Task goal
List each line in which the string "JSON" appears.

Extracted entries
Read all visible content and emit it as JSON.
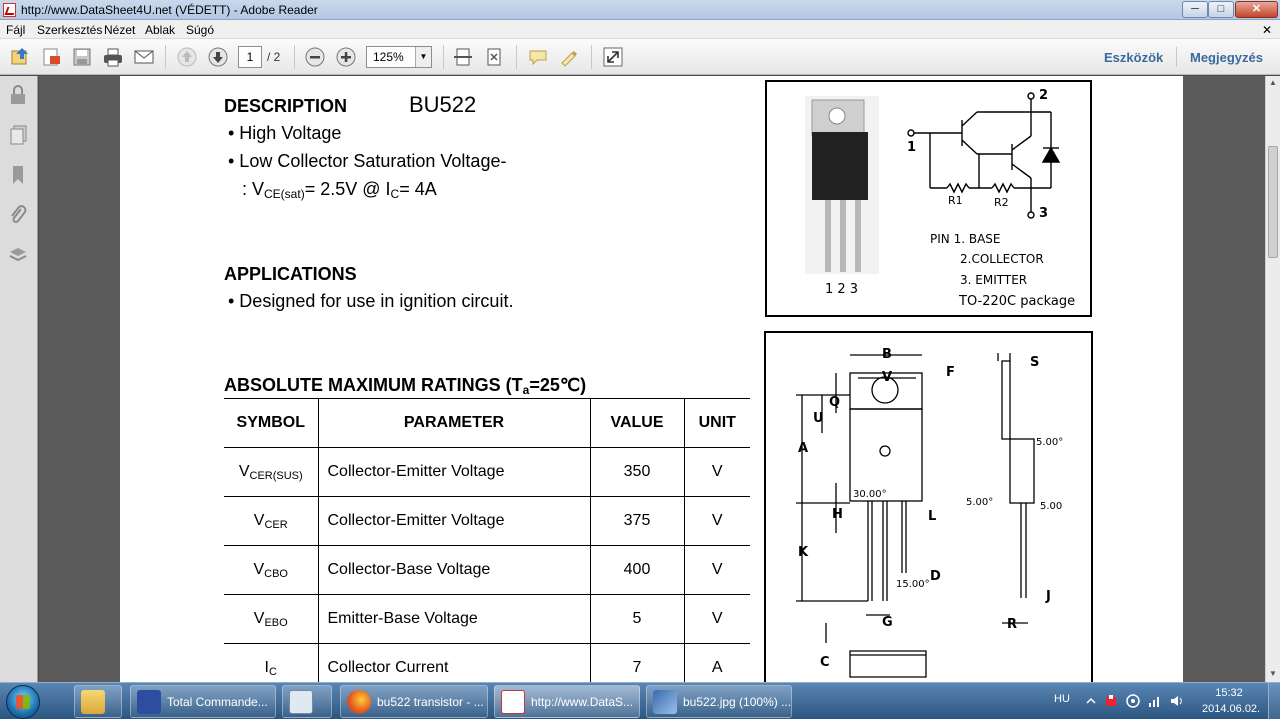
{
  "window": {
    "title": "http://www.DataSheet4U.net (VÉDETT) - Adobe Reader",
    "min_glyph": "─",
    "max_glyph": "□",
    "close_glyph": "✕"
  },
  "menu": {
    "items": [
      "Fájl",
      "Szerkesztés",
      "Nézet",
      "Ablak",
      "Súgó"
    ],
    "close_glyph": "✕"
  },
  "toolbar": {
    "page_current": "1",
    "page_total": "/ 2",
    "zoom": "125%",
    "zoom_arrow": "▼",
    "tools_label": "Eszközök",
    "comment_label": "Megjegyzés"
  },
  "scrollbar": {
    "up_glyph": "▲",
    "down_glyph": "▼"
  },
  "document": {
    "description_heading": "DESCRIPTION",
    "part_number": "BU522",
    "features": [
      "• High Voltage",
      "• Low Collector Saturation Voltage-"
    ],
    "vce_sat": {
      "prefix": ": V",
      "sub1": "CE(sat)",
      "mid": "= 2.5V @ I",
      "sub2": "C",
      "suffix": "= 4A"
    },
    "applications_heading": "APPLICATIONS",
    "applications": [
      "• Designed for use in ignition circuit."
    ],
    "ratings_heading_pre": "ABSOLUTE MAXIMUM RATINGS (T",
    "ratings_heading_sub": "a",
    "ratings_heading_post": "=25℃)",
    "ratings_table": {
      "headers": [
        "SYMBOL",
        "PARAMETER",
        "VALUE",
        "UNIT"
      ],
      "rows": [
        {
          "sym": "V",
          "sub": "CER(SUS)",
          "param": "Collector-Emitter Voltage",
          "value": "350",
          "unit": "V"
        },
        {
          "sym": "V",
          "sub": "CER",
          "param": "Collector-Emitter Voltage",
          "value": "375",
          "unit": "V"
        },
        {
          "sym": "V",
          "sub": "CBO",
          "param": "Collector-Base Voltage",
          "value": "400",
          "unit": "V"
        },
        {
          "sym": "V",
          "sub": "EBO",
          "param": "Emitter-Base Voltage",
          "value": "5",
          "unit": "V"
        },
        {
          "sym": "I",
          "sub": "C",
          "param": "Collector Current",
          "value": "7",
          "unit": "A"
        }
      ]
    },
    "pin_diagram": {
      "pin_numbers_photo": "1  2  3",
      "node1": "1",
      "node2": "2",
      "node3": "3",
      "r1": "R1",
      "r2": "R2",
      "pin_line1": "PIN  1. BASE",
      "pin_line2": "2.COLLECTOR",
      "pin_line3": "3. EMITTER",
      "package": "TO-220C package"
    },
    "dimension_diagram": {
      "labels": [
        "B",
        "V",
        "F",
        "S",
        "Q",
        "U",
        "A",
        "5.00°",
        "5.00°",
        "5.00",
        "30.00°",
        "H",
        "L",
        "K",
        "15.00°",
        "D",
        "J",
        "G",
        "R",
        "C"
      ]
    }
  },
  "taskbar": {
    "tasks": [
      {
        "label": ""
      },
      {
        "label": "Total Commande..."
      },
      {
        "label": ""
      },
      {
        "label": "bu522 transistor - ..."
      },
      {
        "label": "http://www.DataS..."
      },
      {
        "label": "bu522.jpg (100%) ..."
      }
    ],
    "lang": "HU",
    "time": "15:32",
    "date": "2014.06.02."
  }
}
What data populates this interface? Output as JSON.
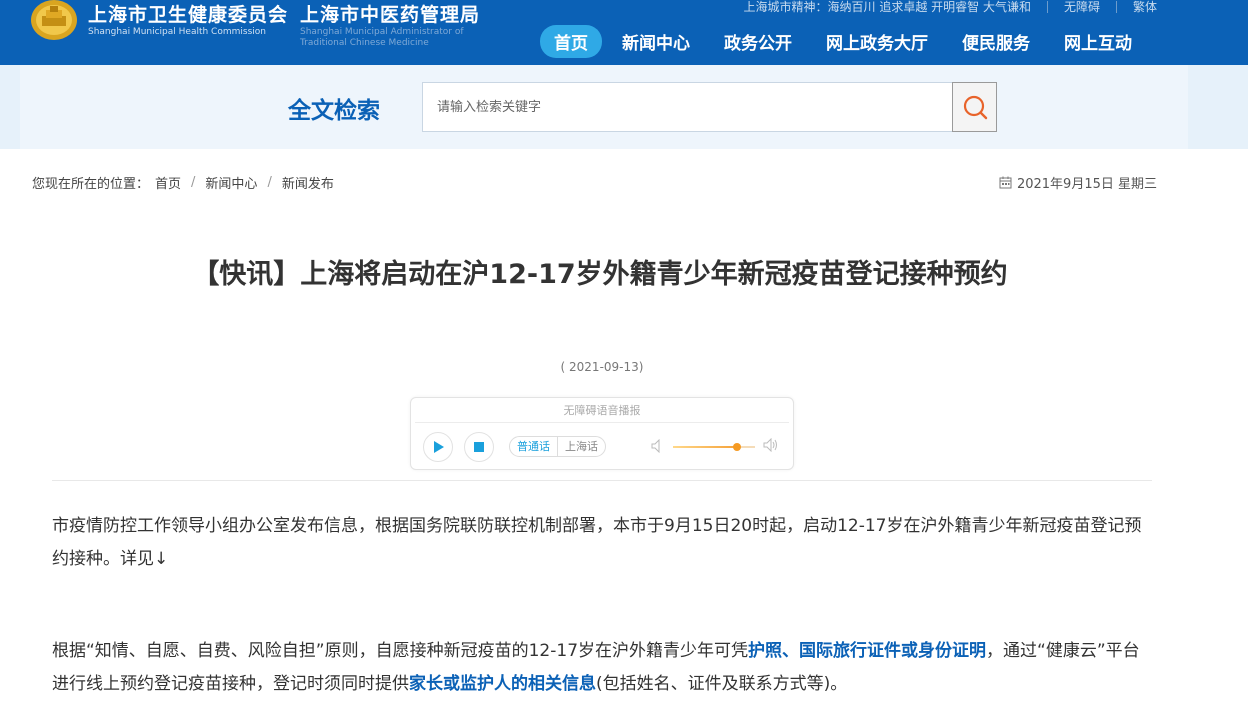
{
  "header": {
    "org_name": "上海市卫生健康委员会",
    "org_name_en": "Shanghai Municipal Health Commission",
    "org2_name": "上海市中医药管理局",
    "org2_name_en": "Shanghai Municipal Administrator of Traditional Chinese Medicine",
    "spirit": "上海城市精神：海纳百川 追求卓越 开明睿智 大气谦和",
    "accessibility_link": "无障碍",
    "traditional_link": "繁体",
    "brand_color": "#0b61b6",
    "nav_active_color": "#2fa9e6",
    "nav": [
      {
        "label": "首页",
        "active": true
      },
      {
        "label": "新闻中心",
        "active": false
      },
      {
        "label": "政务公开",
        "active": false
      },
      {
        "label": "网上政务大厅",
        "active": false
      },
      {
        "label": "便民服务",
        "active": false
      },
      {
        "label": "网上互动",
        "active": false
      }
    ]
  },
  "search": {
    "title": "全文检索",
    "placeholder": "请输入检索关键字",
    "button_icon": "search-icon",
    "icon_color": "#e8632a"
  },
  "breadcrumb": {
    "lead": "您现在所在的位置：",
    "items": [
      "首页",
      "新闻中心",
      "新闻发布"
    ]
  },
  "date": {
    "icon": "calendar-icon",
    "text": "2021年9月15日 星期三"
  },
  "article": {
    "title": "【快讯】上海将启动在沪12-17岁外籍青少年新冠疫苗登记接种预约",
    "pubdate": "( 2021-09-13)",
    "p1": "市疫情防控工作领导小组办公室发布信息，根据国务院联防联控机制部署，本市于9月15日20时起，启动12-17岁在沪外籍青少年新冠疫苗登记预约接种。详见↓",
    "p2": {
      "a": "根据“知情、自愿、自费、风险自担”原则，自愿接种新冠疫苗的12-17岁在沪外籍青少年可凭",
      "b": "护照、国际旅行证件或身份证明",
      "c": "，通过“健康云”平台进行线上预约登记疫苗接种，登记时须同时提供",
      "d": "家长或监护人的相关信息",
      "e": "(包括姓名、证件及联系方式等)。"
    }
  },
  "player": {
    "label": "无障碍语音播报",
    "play_icon": "play-icon",
    "stop_icon": "stop-icon",
    "dialect_on": "普通话",
    "dialect_off": "上海话",
    "volume_level": 0.78,
    "accent_color": "#1aa0dc"
  }
}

Response for this exercise
Read all visible content and emit it as JSON.
What data populates this interface? Output as JSON.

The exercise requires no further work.